[Figure contents as structured data]
--- BEGIN ---

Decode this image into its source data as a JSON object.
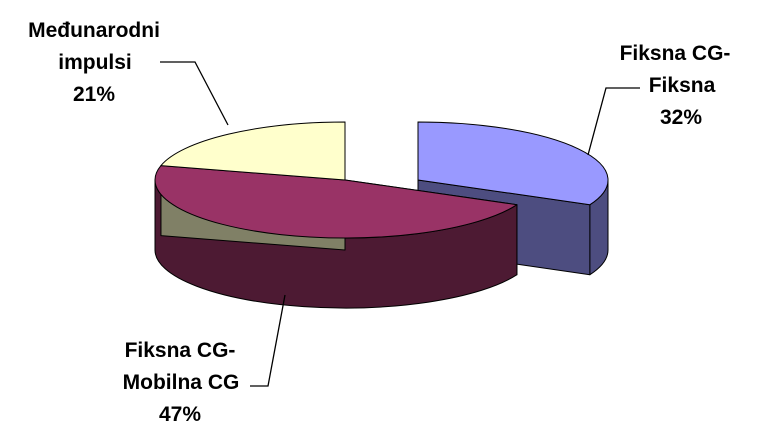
{
  "chart_data": {
    "type": "pie",
    "title": "",
    "legend": "none",
    "slices": [
      {
        "label_lines": [
          "Fiksna CG-",
          "Fiksna"
        ],
        "pct_text": "32%",
        "value": 32,
        "color": "#9999ff",
        "side_color": "#4d4d80",
        "exploded": true
      },
      {
        "label_lines": [
          "Fiksna CG-",
          "Mobilna CG"
        ],
        "pct_text": "47%",
        "value": 47,
        "color": "#993366",
        "side_color": "#4d1a33",
        "exploded": false
      },
      {
        "label_lines": [
          "Međunarodni",
          "impulsi"
        ],
        "pct_text": "21%",
        "value": 21,
        "color": "#ffffcc",
        "side_color": "#808066",
        "exploded": false
      }
    ]
  }
}
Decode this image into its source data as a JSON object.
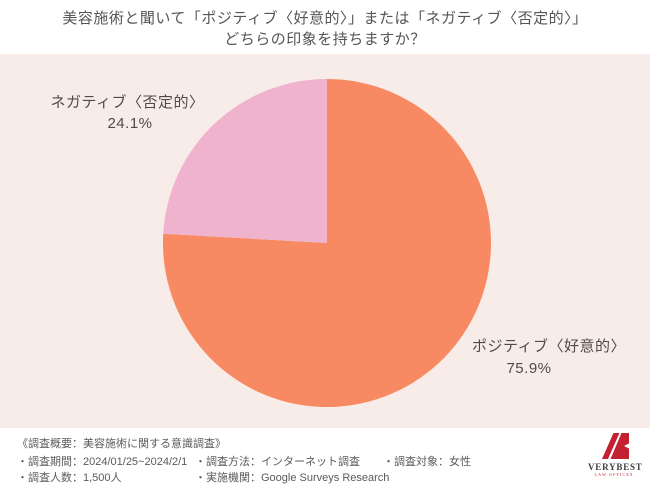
{
  "header": {
    "title_line1": "美容施術と聞いて「ポジティブ〈好意的〉」または「ネガティブ〈否定的〉」",
    "title_line2": "どちらの印象を持ちますか？"
  },
  "chart_data": {
    "type": "pie",
    "title": "美容施術と聞いて「ポジティブ〈好意的〉」または「ネガティブ〈否定的〉」どちらの印象を持ちますか？",
    "start_angle_deg": 0,
    "direction": "clockwise",
    "background_color": "#f8ece8",
    "slices": [
      {
        "label": "ポジティブ〈好意的〉",
        "value": 75.9,
        "pct_label": "75.9%",
        "color": "#f88a63"
      },
      {
        "label": "ネガティブ〈否定的〉",
        "value": 24.1,
        "pct_label": "24.1%",
        "color": "#efb3ce"
      }
    ],
    "legend_position": "labels-beside-slices"
  },
  "footer": {
    "survey_title": "《調査概要：美容施術に関する意識調査》",
    "col1": [
      "・調査期間：2024/01/25~2024/2/1",
      "・調査人数：1,500人"
    ],
    "col2": [
      "・調査方法：インターネット調査",
      "・実施機関：Google Surveys Research"
    ],
    "col3": [
      "・調査対象：女性"
    ]
  },
  "logo": {
    "name": "VERYBEST",
    "sub": "LAW OFFICES",
    "color": "#c32031"
  }
}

--- END ---

What is being asked >>
Tally the lines in this data that hold the word "ポジティブ" and state only the count.

Answer to this problem >>
3